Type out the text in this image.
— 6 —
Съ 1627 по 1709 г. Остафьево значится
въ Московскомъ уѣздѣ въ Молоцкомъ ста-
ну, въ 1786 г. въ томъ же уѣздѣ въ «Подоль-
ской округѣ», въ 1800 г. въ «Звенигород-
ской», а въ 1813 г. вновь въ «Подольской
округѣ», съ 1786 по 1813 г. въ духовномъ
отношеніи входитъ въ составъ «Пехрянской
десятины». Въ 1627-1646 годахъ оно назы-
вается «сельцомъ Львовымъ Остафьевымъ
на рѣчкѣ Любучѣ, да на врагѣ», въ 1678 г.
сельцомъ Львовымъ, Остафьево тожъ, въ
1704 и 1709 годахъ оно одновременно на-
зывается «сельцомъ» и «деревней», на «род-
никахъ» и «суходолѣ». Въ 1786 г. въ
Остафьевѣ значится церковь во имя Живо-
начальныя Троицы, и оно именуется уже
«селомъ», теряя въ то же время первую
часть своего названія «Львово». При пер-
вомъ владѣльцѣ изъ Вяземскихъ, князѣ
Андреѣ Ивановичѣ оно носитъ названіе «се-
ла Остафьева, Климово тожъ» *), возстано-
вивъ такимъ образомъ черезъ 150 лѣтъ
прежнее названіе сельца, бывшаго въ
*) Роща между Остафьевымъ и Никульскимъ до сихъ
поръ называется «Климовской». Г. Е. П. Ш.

■ THE REQUEST: Transcribe the whole listing exactly.

■ WRITTEN ANSWER:
Type out the text in this image.
— 6 —
Съ 1627 по 1709 г. Остафьево значится
въ Московскомъ уѣздѣ въ Молоцкомъ ста-
ну, въ 1786 г. въ томъ же уѣздѣ въ «Подоль-
ской округѣ», въ 1800 г. въ «Звенигород-
ской», а въ 1813 г. вновь въ «Подольской
округѣ», съ 1786 по 1813 г. въ духовномъ
отношеніи входитъ въ составъ «Пехрянской
десятины». Въ 1627-1646 годахъ оно назы-
вается «сельцомъ Львовымъ Остафьевымъ
на рѣчкѣ Любучѣ, да на врагѣ», въ 1678 г.
сельцомъ Львовымъ, Остафьево тожъ, въ
1704 и 1709 годахъ оно одновременно на-
зывается «сельцомъ» и «деревней», на «род-
никахъ» и «суходолѣ». Въ 1786 г. въ
Остафьевѣ значится церковь во имя Живо-
начальныя Троицы, и оно именуется уже
«селомъ», теряя въ то же время первую
часть своего названія «Львово». При пер-
вомъ владѣльцѣ изъ Вяземскихъ, князѣ
Андреѣ Ивановичѣ оно носитъ названіе «се-
ла Остафьева, Климово тожъ» *), возстано-
вивъ такимъ образомъ черезъ 150 лѣтъ
прежнее названіе сельца, бывшаго въ
*) Роща между Остафьевымъ и Никульскимъ до сихъ
поръ называется «Климовской». Г. Е. П. Ш.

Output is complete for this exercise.